[Problem description] Restate every line of the material, word for word.

[Material for the task]

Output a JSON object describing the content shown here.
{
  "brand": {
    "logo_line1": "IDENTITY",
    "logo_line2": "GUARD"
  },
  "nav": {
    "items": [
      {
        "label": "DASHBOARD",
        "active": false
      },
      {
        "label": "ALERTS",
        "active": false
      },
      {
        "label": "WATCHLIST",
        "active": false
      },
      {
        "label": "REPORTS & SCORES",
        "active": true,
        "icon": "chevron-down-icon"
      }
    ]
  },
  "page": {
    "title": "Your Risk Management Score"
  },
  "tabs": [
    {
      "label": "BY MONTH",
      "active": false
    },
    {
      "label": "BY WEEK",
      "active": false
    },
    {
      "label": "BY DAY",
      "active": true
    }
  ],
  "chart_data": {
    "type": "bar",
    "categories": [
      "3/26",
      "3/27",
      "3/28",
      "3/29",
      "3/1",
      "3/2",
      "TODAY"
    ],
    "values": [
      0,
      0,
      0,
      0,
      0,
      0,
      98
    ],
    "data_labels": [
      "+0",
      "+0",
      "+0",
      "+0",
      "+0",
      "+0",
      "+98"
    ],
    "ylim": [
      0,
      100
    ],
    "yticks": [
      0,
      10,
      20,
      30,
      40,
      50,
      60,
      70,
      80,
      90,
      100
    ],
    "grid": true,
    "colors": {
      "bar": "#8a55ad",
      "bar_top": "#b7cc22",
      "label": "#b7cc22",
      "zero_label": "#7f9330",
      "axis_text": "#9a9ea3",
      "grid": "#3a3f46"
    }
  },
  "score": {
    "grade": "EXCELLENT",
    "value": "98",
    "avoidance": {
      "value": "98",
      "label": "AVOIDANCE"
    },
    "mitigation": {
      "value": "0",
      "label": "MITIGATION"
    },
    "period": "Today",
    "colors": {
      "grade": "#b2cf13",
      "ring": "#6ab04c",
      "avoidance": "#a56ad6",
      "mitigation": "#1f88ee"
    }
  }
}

[Result of the exercise]
Output a JSON object describing the content shown here.
{
  "brand": {
    "logo_line1": "IDENTITY",
    "logo_line2": "GUARD"
  },
  "nav": {
    "items": [
      {
        "label": "DASHBOARD",
        "active": false
      },
      {
        "label": "ALERTS",
        "active": false
      },
      {
        "label": "WATCHLIST",
        "active": false
      },
      {
        "label": "REPORTS & SCORES",
        "active": true,
        "icon": "chevron-down-icon"
      }
    ]
  },
  "page": {
    "title": "Your Risk Management Score"
  },
  "tabs": [
    {
      "label": "BY MONTH",
      "active": false
    },
    {
      "label": "BY WEEK",
      "active": false
    },
    {
      "label": "BY DAY",
      "active": true
    }
  ],
  "chart_data": {
    "type": "bar",
    "categories": [
      "3/26",
      "3/27",
      "3/28",
      "3/29",
      "3/1",
      "3/2",
      "TODAY"
    ],
    "values": [
      0,
      0,
      0,
      0,
      0,
      0,
      98
    ],
    "data_labels": [
      "+0",
      "+0",
      "+0",
      "+0",
      "+0",
      "+0",
      "+98"
    ],
    "ylim": [
      0,
      100
    ],
    "yticks": [
      0,
      10,
      20,
      30,
      40,
      50,
      60,
      70,
      80,
      90,
      100
    ],
    "grid": true,
    "colors": {
      "bar": "#8a55ad",
      "bar_top": "#b7cc22",
      "label": "#b7cc22",
      "zero_label": "#7f9330",
      "axis_text": "#9a9ea3",
      "grid": "#3a3f46"
    }
  },
  "score": {
    "grade": "EXCELLENT",
    "value": "98",
    "avoidance": {
      "value": "98",
      "label": "AVOIDANCE"
    },
    "mitigation": {
      "value": "0",
      "label": "MITIGATION"
    },
    "period": "Today",
    "colors": {
      "grade": "#b2cf13",
      "ring": "#6ab04c",
      "avoidance": "#a56ad6",
      "mitigation": "#1f88ee"
    }
  }
}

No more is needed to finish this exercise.